Task prompt: Make an exact copy of all the entries, but do not reproduce the pictures.

═════ Provided records ═════

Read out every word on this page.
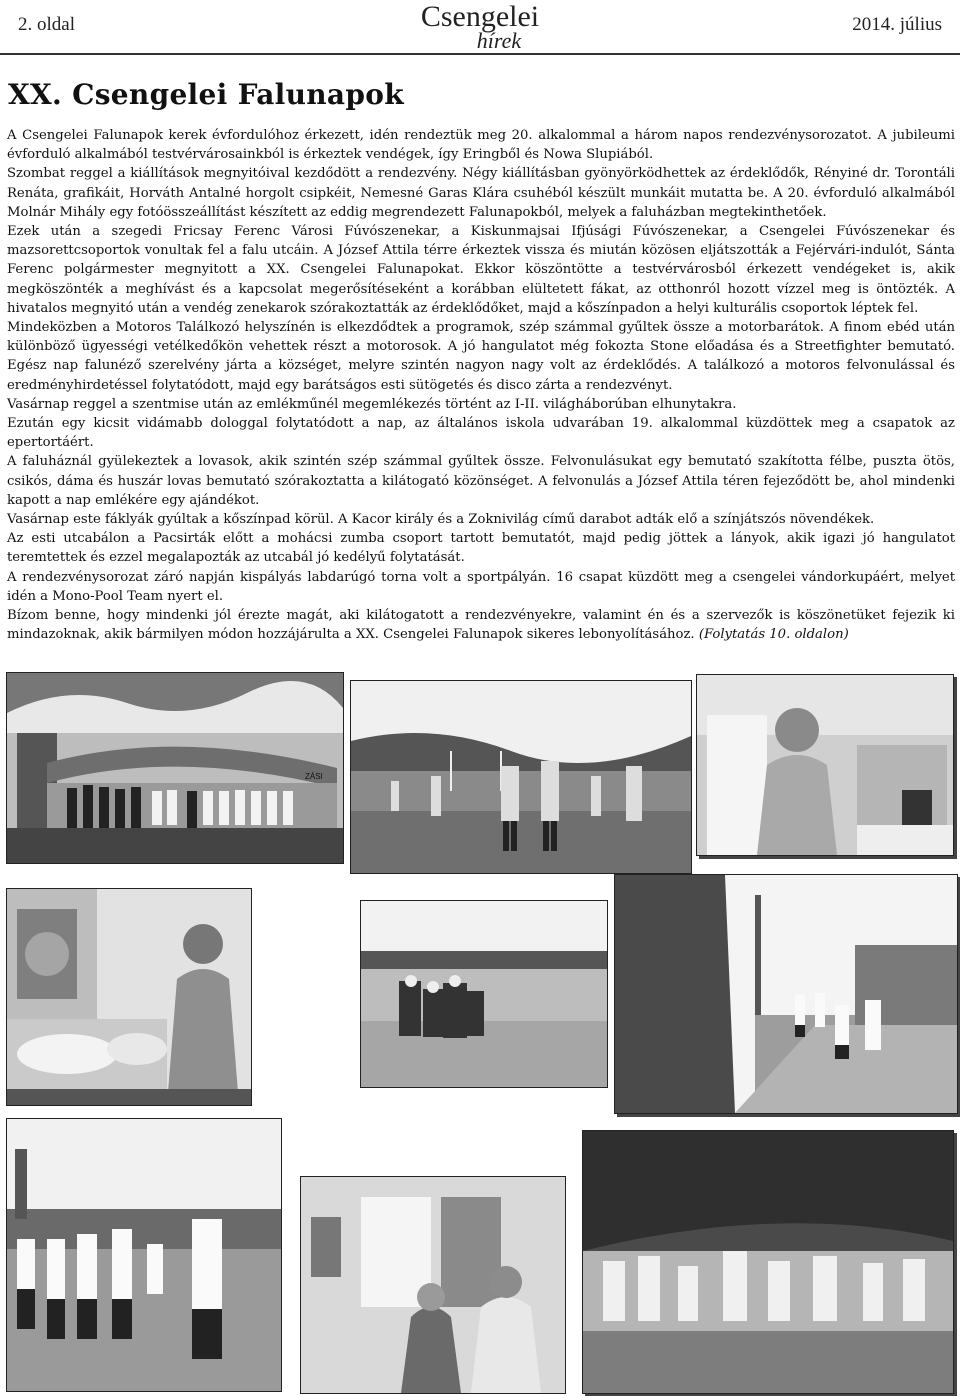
2. oldal	Csengelei
hírek
2014. július
XX. Csengelei Falunapok

A Csengelei Falunapok kerek évfordulóhoz érkezett, idén rendeztük meg 20. alkalommal a három napos rendezvénysorozatot. A jubileumi évforduló alkalmából testvérvárosainkból is érkeztek vendégek, így Eringből és Nowa Slupiából.

Szombat reggel a kiállítások megnyitóival kezdődött a rendezvény. Négy kiállításban gyönyörködhettek az érdeklődők, Rényiné dr. Torontáli Renáta, grafikáit, Horváth Antalné horgolt csipkéit, Nemesné Garas Klára csuhéból készült munkáit mutatta be. A 20. évforduló alkalmából Molnár Mihály egy fotóösszeállítást készített az eddig megrendezett Falunapokból, melyek a faluházban megtekinthetőek.

Ezek után a szegedi Fricsay Ferenc Városi Fúvószenekar, a Kiskunmajsai Ifjúsági Fúvószenekar, a Csengelei Fúvószenekar és mazsorettcsoportok vonultak fel a falu utcáin. A József Attila térre érkeztek vissza és miután közösen eljátszották a Fejérvári-indulót, Sánta Ferenc polgármester megnyitott a XX. Csengelei Falunapokat. Ekkor köszöntötte a testvérvárosból érkezett vendégeket is, akik megköszönték a meghívást és a kapcsolat megerősítéseként a korábban elültetett fákat, az otthonról hozott vízzel meg is öntözték. A hivatalos megnyitó után a vendég zenekarok szórakoztatták az érdeklődőket, majd a kőszínpadon a helyi kulturális csoportok léptek fel.

Mindeközben a Motoros Találkozó helyszínén is elkezdődtek a programok, szép számmal gyűltek össze a motorbarátok. A finom ebéd után különböző ügyességi vetélkedőkön vehettek részt a motorosok. A jó hangulatot még fokozta Stone előadása és a Streetfighter bemutató. Egész nap falunéző szerelvény járta a községet, melyre szintén nagyon nagy volt az érdeklődés. A találkozó a motoros felvonulással és eredményhirdetéssel folytatódott, majd egy barátságos esti sütögetés és disco zárta a rendezvényt.

Vasárnap reggel a szentmise után az emlékműnél megemlékezés történt az I-II. világháborúban elhunytakra.

Ezután egy kicsit vidámabb dologgal folytatódott a nap, az általános iskola udvarában 19. alkalommal küzdöttek meg a csapatok az epertortáért.

A faluháznál gyülekeztek a lovasok, akik szintén szép számmal gyűltek össze. Felvonulásukat egy bemutató szakította félbe, puszta ötös, csikós, dáma és huszár lovas bemutató szórakoztatta a kilátogató közönséget. A felvonulás a József Attila téren fejeződött be, ahol mindenki kapott a nap emlékére egy ajándékot.

Vasárnap este fáklyák gyúltak a kőszínpad körül. A Kacor király és a Zoknivilág című darabot adták elő a színjátszós növendékek.

Az esti utcabálon a Pacsirták előtt a mohácsi zumba csoport tartott bemutatót, majd pedig jöttek a lányok, akik igazi jó hangulatot teremtettek és ezzel megalapozták az utcabál jó kedélyű folytatását.

A rendezvénysorozat záró napján kispályás labdarúgó torna volt a sportpályán. 16 csapat küzdött meg a csengelei vándorkupáért, melyet idén a Mono-Pool Team nyert el.

Bízom benne, hogy mindenki jól érezte magát, aki kilátogatott a rendezvényekre, valamint én és a szervezők is köszönetüket fejezik ki mindazoknak, akik bármilyen módon hozzájárulta a XX. Csengelei Falunapok sikeres lebonyolításához. (Folytatás 10. oldalon)

ZÁSI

═════

Complete answer:
Read out every word on this page.
2. oldal	Csengelei
hírek
2014. július
XX. Csengelei Falunapok

A Csengelei Falunapok kerek évfordulóhoz érkezett, idén rendeztük meg 20. alkalommal a három napos rendezvénysorozatot. A jubileumi évforduló alkalmából testvérvárosainkból is érkeztek vendégek, így Eringből és Nowa Slupiából.

Szombat reggel a kiállítások megnyitóival kezdődött a rendezvény. Négy kiállításban gyönyörködhettek az érdeklődők, Rényiné dr. Torontáli Renáta, grafikáit, Horváth Antalné horgolt csipkéit, Nemesné Garas Klára csuhéból készült munkáit mutatta be. A 20. évforduló alkalmából Molnár Mihály egy fotóösszeállítást készített az eddig megrendezett Falunapokból, melyek a faluházban megtekinthetőek.

Ezek után a szegedi Fricsay Ferenc Városi Fúvószenekar, a Kiskunmajsai Ifjúsági Fúvószenekar, a Csengelei Fúvószenekar és mazsorettcsoportok vonultak fel a falu utcáin. A József Attila térre érkeztek vissza és miután közösen eljátszották a Fejérvári-indulót, Sánta Ferenc polgármester megnyitott a XX. Csengelei Falunapokat. Ekkor köszöntötte a testvérvárosból érkezett vendégeket is, akik megköszönték a meghívást és a kapcsolat megerősítéseként a korábban elültetett fákat, az otthonról hozott vízzel meg is öntözték. A hivatalos megnyitó után a vendég zenekarok szórakoztatták az érdeklődőket, majd a kőszínpadon a helyi kulturális csoportok léptek fel.

Mindeközben a Motoros Találkozó helyszínén is elkezdődtek a programok, szép számmal gyűltek össze a motorbarátok. A finom ebéd után különböző ügyességi vetélkedőkön vehettek részt a motorosok. A jó hangulatot még fokozta Stone előadása és a Streetfighter bemutató. Egész nap falunéző szerelvény járta a községet, melyre szintén nagyon nagy volt az érdeklődés. A találkozó a motoros felvonulással és eredményhirdetéssel folytatódott, majd egy barátságos esti sütögetés és disco zárta a rendezvényt.

Vasárnap reggel a szentmise után az emlékműnél megemlékezés történt az I-II. világháborúban elhunytakra.

Ezután egy kicsit vidámabb dologgal folytatódott a nap, az általános iskola udvarában 19. alkalommal küzdöttek meg a csapatok az epertortáért.

A faluháznál gyülekeztek a lovasok, akik szintén szép számmal gyűltek össze. Felvonulásukat egy bemutató szakította félbe, puszta ötös, csikós, dáma és huszár lovas bemutató szórakoztatta a kilátogató közönséget. A felvonulás a József Attila téren fejeződött be, ahol mindenki kapott a nap emlékére egy ajándékot.

Vasárnap este fáklyák gyúltak a kőszínpad körül. A Kacor király és a Zoknivilág című darabot adták elő a színjátszós növendékek.

Az esti utcabálon a Pacsirták előtt a mohácsi zumba csoport tartott bemutatót, majd pedig jöttek a lányok, akik igazi jó hangulatot teremtettek és ezzel megalapozták az utcabál jó kedélyű folytatását.

A rendezvénysorozat záró napján kispályás labdarúgó torna volt a sportpályán. 16 csapat küzdött meg a csengelei vándorkupáért, melyet idén a Mono-Pool Team nyert el.

Bízom benne, hogy mindenki jól érezte magát, aki kilátogatott a rendezvényekre, valamint én és a szervezők is köszönetüket fejezik ki mindazoknak, akik bármilyen módon hozzájárulta a XX. Csengelei Falunapok sikeres lebonyolításához. (Folytatás 10. oldalon)

ZÁSI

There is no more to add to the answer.